■ EXERCISE GOAL: Look through the listing for the word "Bilanciato". Copy each line that has it.

[Structured figure records]
_____

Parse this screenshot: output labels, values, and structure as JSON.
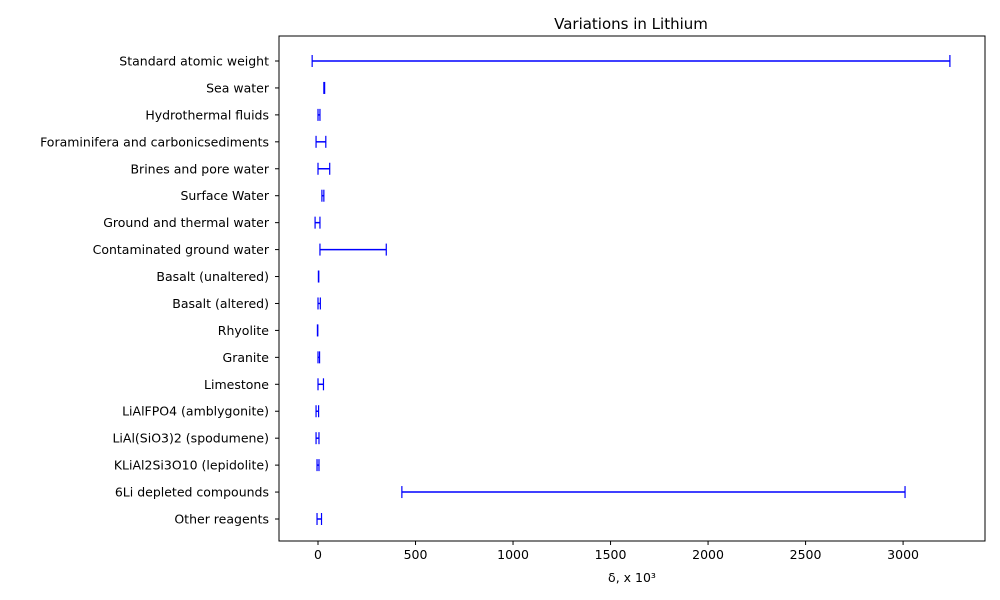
{
  "chart_data": {
    "type": "range",
    "title": "Variations  in Lithium",
    "xlabel": "δ, x 10³",
    "ylabel": "",
    "xlim": [
      -200,
      3420
    ],
    "xticks": [
      0,
      500,
      1000,
      1500,
      2000,
      2500,
      3000
    ],
    "grid": false,
    "color": "#0000ff",
    "categories": [
      "Standard atomic weight",
      "Sea water ",
      "Hydrothermal fluids",
      "Foraminifera and carbonicsediments",
      "Brines and pore water",
      "Surface Water ",
      "Ground and thermal water",
      "Contaminated ground water",
      "Basalt (unaltered)",
      "Basalt (altered)",
      "Rhyolite",
      "Granite",
      "Limestone",
      "LiAlFPO4 (amblygonite)",
      "LiAl(SiO3)2 (spodumene)",
      "KLiAl2Si3O10 (lepidolite)",
      "6Li depleted compounds",
      "Other reagents"
    ],
    "ranges": [
      [
        -30,
        3240
      ],
      [
        30,
        34
      ],
      [
        0,
        10
      ],
      [
        -10,
        40
      ],
      [
        0,
        60
      ],
      [
        20,
        30
      ],
      [
        -15,
        10
      ],
      [
        10,
        350
      ],
      [
        2,
        4
      ],
      [
        0,
        12
      ],
      [
        -3,
        -1
      ],
      [
        0,
        8
      ],
      [
        0,
        28
      ],
      [
        -10,
        3
      ],
      [
        -10,
        5
      ],
      [
        -5,
        5
      ],
      [
        430,
        3010
      ],
      [
        -5,
        18
      ]
    ]
  }
}
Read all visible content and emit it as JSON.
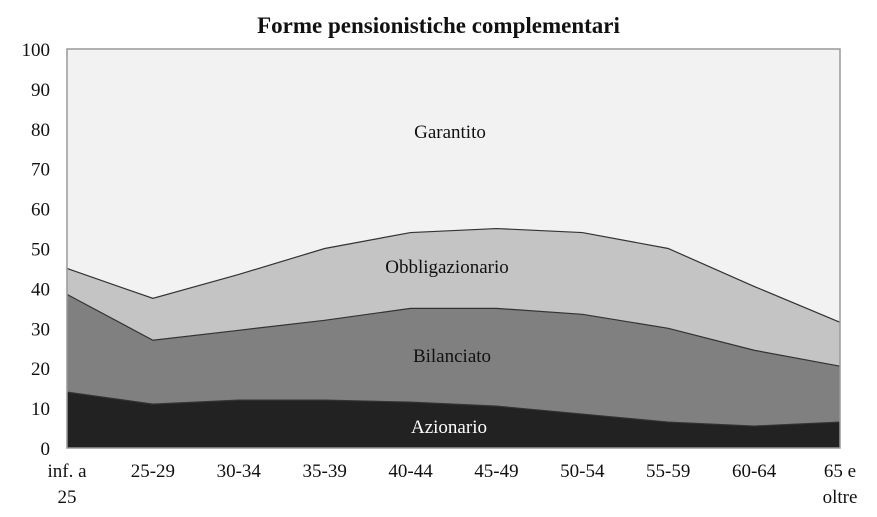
{
  "chart_data": {
    "type": "area",
    "stacked": true,
    "title": "Forme pensionistiche complementari",
    "xlabel": "",
    "ylabel": "",
    "ylim": [
      0,
      100
    ],
    "yticks": [
      0,
      10,
      20,
      30,
      40,
      50,
      60,
      70,
      80,
      90,
      100
    ],
    "grid": false,
    "legend": "inline labels",
    "categories": [
      "inf. a 25",
      "25-29",
      "30-34",
      "35-39",
      "40-44",
      "45-49",
      "50-54",
      "55-59",
      "60-64",
      "65 e oltre"
    ],
    "series": [
      {
        "name": "Azionario",
        "color": "#222222",
        "values": [
          14,
          11,
          12,
          12,
          11.5,
          10.5,
          8.5,
          6.5,
          5.5,
          6.5
        ]
      },
      {
        "name": "Bilanciato",
        "color": "#808080",
        "values": [
          24.5,
          16,
          17.5,
          20,
          23.5,
          24.5,
          25,
          23.5,
          19,
          14
        ]
      },
      {
        "name": "Obbligazionario",
        "color": "#c4c4c4",
        "values": [
          6.5,
          10.5,
          14,
          18,
          19,
          20,
          20.5,
          20,
          16,
          11
        ]
      },
      {
        "name": "Garantito",
        "color": "#f2f2f2",
        "values": [
          55,
          62.5,
          56.5,
          50,
          46,
          45,
          46,
          50,
          59.5,
          68.5
        ]
      }
    ]
  },
  "labels": {
    "title": "Forme pensionistiche complementari",
    "garantito": "Garantito",
    "obbligazionario": "Obbligazionario",
    "bilanciato": "Bilanciato",
    "azionario": "Azionario",
    "x_line1": [
      "inf. a",
      "25-29",
      "30-34",
      "35-39",
      "40-44",
      "45-49",
      "50-54",
      "55-59",
      "60-64",
      "65 e"
    ],
    "x_line2": [
      "25",
      "",
      "",
      "",
      "",
      "",
      "",
      "",
      "",
      "oltre"
    ]
  }
}
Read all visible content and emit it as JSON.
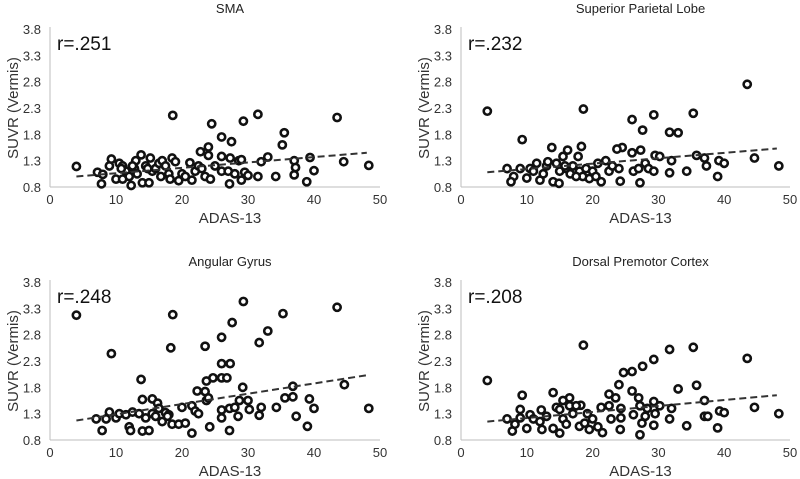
{
  "chart_data": [
    {
      "type": "scatter",
      "title": "SMA",
      "annotation": "r=.251",
      "xlabel": "ADAS-13",
      "ylabel": "SUVR (Vermis)",
      "xlim": [
        0,
        50
      ],
      "ylim": [
        0.8,
        3.8
      ],
      "xticks": [
        "0",
        "10",
        "20",
        "30",
        "40",
        "50"
      ],
      "yticks": [
        "0.8",
        "1.3",
        "1.8",
        "2.3",
        "2.8",
        "3.3",
        "3.8"
      ],
      "trendline": {
        "x": [
          4,
          48
        ],
        "y": [
          1.0,
          1.45
        ]
      },
      "points": [
        [
          18.6,
          2.16
        ],
        [
          24.5,
          2.0
        ],
        [
          29.3,
          2.05
        ],
        [
          31.5,
          2.18
        ],
        [
          43.5,
          2.12
        ],
        [
          26,
          1.75
        ],
        [
          27.5,
          1.66
        ],
        [
          35.5,
          1.83
        ],
        [
          35.2,
          1.6
        ],
        [
          24,
          1.56
        ],
        [
          22.8,
          1.47
        ],
        [
          24,
          1.4
        ],
        [
          26,
          1.38
        ],
        [
          27.3,
          1.35
        ],
        [
          28.6,
          1.3
        ],
        [
          29,
          1.32
        ],
        [
          33,
          1.37
        ],
        [
          32,
          1.28
        ],
        [
          37,
          1.3
        ],
        [
          39.4,
          1.36
        ],
        [
          44.5,
          1.28
        ],
        [
          48.3,
          1.21
        ],
        [
          4,
          1.19
        ],
        [
          7.2,
          1.08
        ],
        [
          8,
          1.04
        ],
        [
          7.8,
          0.86
        ],
        [
          9,
          1.2
        ],
        [
          9.3,
          1.33
        ],
        [
          10,
          0.95
        ],
        [
          10.5,
          1.25
        ],
        [
          11,
          1.2
        ],
        [
          11.5,
          1.1
        ],
        [
          12,
          1.0
        ],
        [
          12.3,
          0.83
        ],
        [
          12.8,
          1.15
        ],
        [
          13.2,
          1.05
        ],
        [
          13.8,
          1.41
        ],
        [
          14,
          0.88
        ],
        [
          14.5,
          1.2
        ],
        [
          15,
          0.88
        ],
        [
          15.2,
          1.35
        ],
        [
          15.5,
          1.1
        ],
        [
          16,
          1.15
        ],
        [
          16.5,
          1.25
        ],
        [
          17,
          1.3
        ],
        [
          17.5,
          1.2
        ],
        [
          18,
          1.05
        ],
        [
          18.2,
          0.95
        ],
        [
          18.5,
          1.35
        ],
        [
          19,
          1.28
        ],
        [
          19.5,
          0.92
        ],
        [
          20,
          1.05
        ],
        [
          20.5,
          1.0
        ],
        [
          21.2,
          1.26
        ],
        [
          21.5,
          0.93
        ],
        [
          22,
          1.1
        ],
        [
          22.5,
          1.2
        ],
        [
          23,
          1.15
        ],
        [
          23.5,
          1.0
        ],
        [
          24.3,
          0.95
        ],
        [
          25,
          1.2
        ],
        [
          26,
          1.1
        ],
        [
          27,
          1.1
        ],
        [
          27.2,
          0.86
        ],
        [
          28,
          1.05
        ],
        [
          29,
          0.93
        ],
        [
          29.5,
          1.08
        ],
        [
          30,
          1.02
        ],
        [
          31.5,
          1.0
        ],
        [
          34.2,
          1.0
        ],
        [
          37,
          1.03
        ],
        [
          38.9,
          0.9
        ],
        [
          40,
          1.11
        ],
        [
          37.2,
          1.17
        ],
        [
          13,
          1.3
        ],
        [
          11,
          0.95
        ],
        [
          16.8,
          1.0
        ],
        [
          14.8,
          1.15
        ],
        [
          12.5,
          1.2
        ],
        [
          10.8,
          1.15
        ]
      ]
    },
    {
      "type": "scatter",
      "title": "Superior Parietal Lobe",
      "annotation": "r=.232",
      "xlabel": "ADAS-13",
      "ylabel": "SUVR (Vermis)",
      "xlim": [
        0,
        50
      ],
      "ylim": [
        0.8,
        3.8
      ],
      "xticks": [
        "0",
        "10",
        "20",
        "30",
        "40",
        "50"
      ],
      "yticks": [
        "0.8",
        "1.3",
        "1.8",
        "2.3",
        "2.8",
        "3.3",
        "3.8"
      ],
      "trendline": {
        "x": [
          4,
          48
        ],
        "y": [
          1.08,
          1.53
        ]
      },
      "points": [
        [
          4,
          2.24
        ],
        [
          18.6,
          2.28
        ],
        [
          26,
          2.08
        ],
        [
          29.3,
          2.17
        ],
        [
          35.3,
          2.2
        ],
        [
          43.5,
          2.75
        ],
        [
          27.6,
          1.88
        ],
        [
          31.7,
          1.84
        ],
        [
          33,
          1.83
        ],
        [
          9.3,
          1.7
        ],
        [
          13.8,
          1.55
        ],
        [
          18.3,
          1.57
        ],
        [
          24.5,
          1.55
        ],
        [
          23.7,
          1.52
        ],
        [
          26,
          1.45
        ],
        [
          27.3,
          1.5
        ],
        [
          16.2,
          1.5
        ],
        [
          15.5,
          1.38
        ],
        [
          17.8,
          1.38
        ],
        [
          29.5,
          1.4
        ],
        [
          30.2,
          1.38
        ],
        [
          35.8,
          1.4
        ],
        [
          37,
          1.35
        ],
        [
          39.2,
          1.3
        ],
        [
          40,
          1.25
        ],
        [
          44.6,
          1.35
        ],
        [
          48.3,
          1.2
        ],
        [
          32,
          1.3
        ],
        [
          37.3,
          1.2
        ],
        [
          7,
          1.15
        ],
        [
          8,
          1.0
        ],
        [
          7.6,
          0.9
        ],
        [
          9,
          1.15
        ],
        [
          10,
          0.97
        ],
        [
          10.5,
          1.15
        ],
        [
          11.5,
          1.25
        ],
        [
          12,
          0.93
        ],
        [
          12.5,
          1.05
        ],
        [
          13,
          1.2
        ],
        [
          14,
          0.9
        ],
        [
          14.5,
          1.25
        ],
        [
          14.9,
          0.87
        ],
        [
          15,
          1.1
        ],
        [
          16,
          1.15
        ],
        [
          16.6,
          1.05
        ],
        [
          17,
          1.2
        ],
        [
          18,
          1.1
        ],
        [
          18.5,
          1.0
        ],
        [
          19,
          1.15
        ],
        [
          19.5,
          0.96
        ],
        [
          20,
          1.1
        ],
        [
          20.5,
          1.0
        ],
        [
          21.3,
          0.9
        ],
        [
          22,
          1.3
        ],
        [
          22.5,
          1.1
        ],
        [
          23,
          1.2
        ],
        [
          24,
          1.15
        ],
        [
          24.2,
          0.91
        ],
        [
          26.2,
          1.1
        ],
        [
          27.2,
          0.88
        ],
        [
          28,
          1.25
        ],
        [
          28.5,
          1.15
        ],
        [
          29.3,
          1.1
        ],
        [
          31.7,
          1.07
        ],
        [
          34.3,
          1.1
        ],
        [
          39,
          1.0
        ],
        [
          13.2,
          1.28
        ],
        [
          11,
          1.1
        ],
        [
          15.8,
          1.2
        ],
        [
          17.5,
          1.0
        ],
        [
          20.8,
          1.25
        ],
        [
          27,
          1.15
        ]
      ]
    },
    {
      "type": "scatter",
      "title": "Angular Gyrus",
      "annotation": "r=.248",
      "xlabel": "ADAS-13",
      "ylabel": "SUVR (Vermis)",
      "xlim": [
        0,
        50
      ],
      "ylim": [
        0.8,
        3.8
      ],
      "xticks": [
        "0",
        "10",
        "20",
        "30",
        "40",
        "50"
      ],
      "yticks": [
        "0.8",
        "1.3",
        "1.8",
        "2.3",
        "2.8",
        "3.3",
        "3.8"
      ],
      "trendline": {
        "x": [
          4,
          48
        ],
        "y": [
          1.17,
          2.03
        ]
      },
      "points": [
        [
          4,
          3.17
        ],
        [
          9.3,
          2.44
        ],
        [
          18.6,
          3.18
        ],
        [
          18.3,
          2.55
        ],
        [
          23.5,
          2.58
        ],
        [
          26,
          2.75
        ],
        [
          27.6,
          3.03
        ],
        [
          29.3,
          3.43
        ],
        [
          31.7,
          2.65
        ],
        [
          33,
          2.87
        ],
        [
          35.3,
          3.2
        ],
        [
          43.5,
          3.32
        ],
        [
          26,
          2.25
        ],
        [
          27.3,
          2.25
        ],
        [
          23.7,
          1.92
        ],
        [
          24.7,
          1.98
        ],
        [
          26,
          1.98
        ],
        [
          26.8,
          1.98
        ],
        [
          13.8,
          1.95
        ],
        [
          29.2,
          1.8
        ],
        [
          36.8,
          1.82
        ],
        [
          44.6,
          1.85
        ],
        [
          22.3,
          1.73
        ],
        [
          23.5,
          1.72
        ],
        [
          23.7,
          1.55
        ],
        [
          24,
          1.6
        ],
        [
          35.6,
          1.6
        ],
        [
          36.8,
          1.62
        ],
        [
          39.3,
          1.58
        ],
        [
          15.5,
          1.58
        ],
        [
          14,
          1.57
        ],
        [
          16.3,
          1.5
        ],
        [
          20,
          1.42
        ],
        [
          21.5,
          1.45
        ],
        [
          22,
          1.35
        ],
        [
          26,
          1.37
        ],
        [
          27.2,
          1.4
        ],
        [
          28,
          1.42
        ],
        [
          28.7,
          1.55
        ],
        [
          30,
          1.55
        ],
        [
          30.2,
          1.38
        ],
        [
          32,
          1.42
        ],
        [
          34.3,
          1.42
        ],
        [
          40,
          1.4
        ],
        [
          48.3,
          1.4
        ],
        [
          31.7,
          1.27
        ],
        [
          37.3,
          1.25
        ],
        [
          39,
          1.06
        ],
        [
          24.2,
          1.05
        ],
        [
          27.2,
          0.98
        ],
        [
          21.5,
          0.93
        ],
        [
          26,
          1.22
        ],
        [
          28.5,
          1.25
        ],
        [
          7,
          1.2
        ],
        [
          7.9,
          0.98
        ],
        [
          8.5,
          1.2
        ],
        [
          9,
          1.33
        ],
        [
          10,
          1.22
        ],
        [
          10.5,
          1.3
        ],
        [
          11.5,
          1.28
        ],
        [
          12,
          1.05
        ],
        [
          12.2,
          0.98
        ],
        [
          12.5,
          1.33
        ],
        [
          13.5,
          1.3
        ],
        [
          14,
          0.97
        ],
        [
          14.5,
          1.22
        ],
        [
          15,
          0.98
        ],
        [
          15.5,
          1.3
        ],
        [
          16,
          1.25
        ],
        [
          16.5,
          1.4
        ],
        [
          17,
          1.15
        ],
        [
          17.5,
          1.32
        ],
        [
          18,
          1.28
        ],
        [
          18.5,
          1.1
        ],
        [
          19.5,
          1.1
        ],
        [
          20.5,
          1.12
        ],
        [
          22.5,
          1.3
        ],
        [
          17.8,
          1.25
        ]
      ]
    },
    {
      "type": "scatter",
      "title": "Dorsal Premotor Cortex",
      "annotation": "r=.208",
      "xlabel": "ADAS-13",
      "ylabel": "SUVR (Vermis)",
      "xlim": [
        0,
        50
      ],
      "ylim": [
        0.8,
        3.8
      ],
      "xticks": [
        "0",
        "10",
        "20",
        "30",
        "40",
        "50"
      ],
      "yticks": [
        "0.8",
        "1.3",
        "1.8",
        "2.3",
        "2.8",
        "3.3",
        "3.8"
      ],
      "trendline": {
        "x": [
          4,
          48
        ],
        "y": [
          1.15,
          1.65
        ]
      },
      "points": [
        [
          4,
          1.93
        ],
        [
          9.3,
          1.65
        ],
        [
          18.6,
          2.6
        ],
        [
          24.7,
          2.08
        ],
        [
          26,
          2.1
        ],
        [
          27.6,
          2.2
        ],
        [
          29.3,
          2.33
        ],
        [
          31.7,
          2.52
        ],
        [
          35.3,
          2.56
        ],
        [
          43.5,
          2.35
        ],
        [
          24,
          1.85
        ],
        [
          33,
          1.77
        ],
        [
          35.8,
          1.84
        ],
        [
          14,
          1.7
        ],
        [
          22.5,
          1.67
        ],
        [
          23.5,
          1.6
        ],
        [
          26,
          1.73
        ],
        [
          27,
          1.6
        ],
        [
          16.5,
          1.6
        ],
        [
          15.5,
          1.55
        ],
        [
          29.3,
          1.53
        ],
        [
          37,
          1.55
        ],
        [
          18.2,
          1.46
        ],
        [
          21.3,
          1.42
        ],
        [
          22.5,
          1.45
        ],
        [
          24.3,
          1.4
        ],
        [
          27.2,
          1.45
        ],
        [
          28.3,
          1.4
        ],
        [
          30.2,
          1.45
        ],
        [
          32,
          1.4
        ],
        [
          44.6,
          1.42
        ],
        [
          9,
          1.38
        ],
        [
          12.2,
          1.37
        ],
        [
          14.5,
          1.42
        ],
        [
          15,
          1.38
        ],
        [
          16.5,
          1.45
        ],
        [
          17.5,
          1.45
        ],
        [
          26.2,
          1.28
        ],
        [
          28,
          1.25
        ],
        [
          29.5,
          1.3
        ],
        [
          31.7,
          1.2
        ],
        [
          37,
          1.25
        ],
        [
          37.5,
          1.25
        ],
        [
          39.3,
          1.35
        ],
        [
          40,
          1.32
        ],
        [
          48.3,
          1.3
        ],
        [
          24.3,
          1.22
        ],
        [
          7,
          1.2
        ],
        [
          7.8,
          0.97
        ],
        [
          8.2,
          1.1
        ],
        [
          9,
          1.22
        ],
        [
          10,
          1.02
        ],
        [
          10.5,
          1.28
        ],
        [
          11,
          1.2
        ],
        [
          12,
          1.15
        ],
        [
          12.3,
          1.0
        ],
        [
          13,
          1.25
        ],
        [
          14,
          1.02
        ],
        [
          15,
          0.93
        ],
        [
          15.5,
          1.2
        ],
        [
          16,
          1.1
        ],
        [
          17,
          1.3
        ],
        [
          18,
          1.06
        ],
        [
          18.8,
          1.12
        ],
        [
          19.5,
          1.0
        ],
        [
          20,
          1.2
        ],
        [
          20.8,
          1.05
        ],
        [
          21.5,
          0.94
        ],
        [
          22.8,
          1.2
        ],
        [
          24.2,
          1.0
        ],
        [
          27.2,
          0.9
        ],
        [
          27.5,
          1.12
        ],
        [
          29.3,
          1.08
        ],
        [
          34.3,
          1.07
        ],
        [
          39,
          1.03
        ],
        [
          19.2,
          1.3
        ]
      ]
    }
  ]
}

_____

■ EXPECTED OUTPUT:
        "name": "Bilanciato",
    "bilanciato": "Bilanciato",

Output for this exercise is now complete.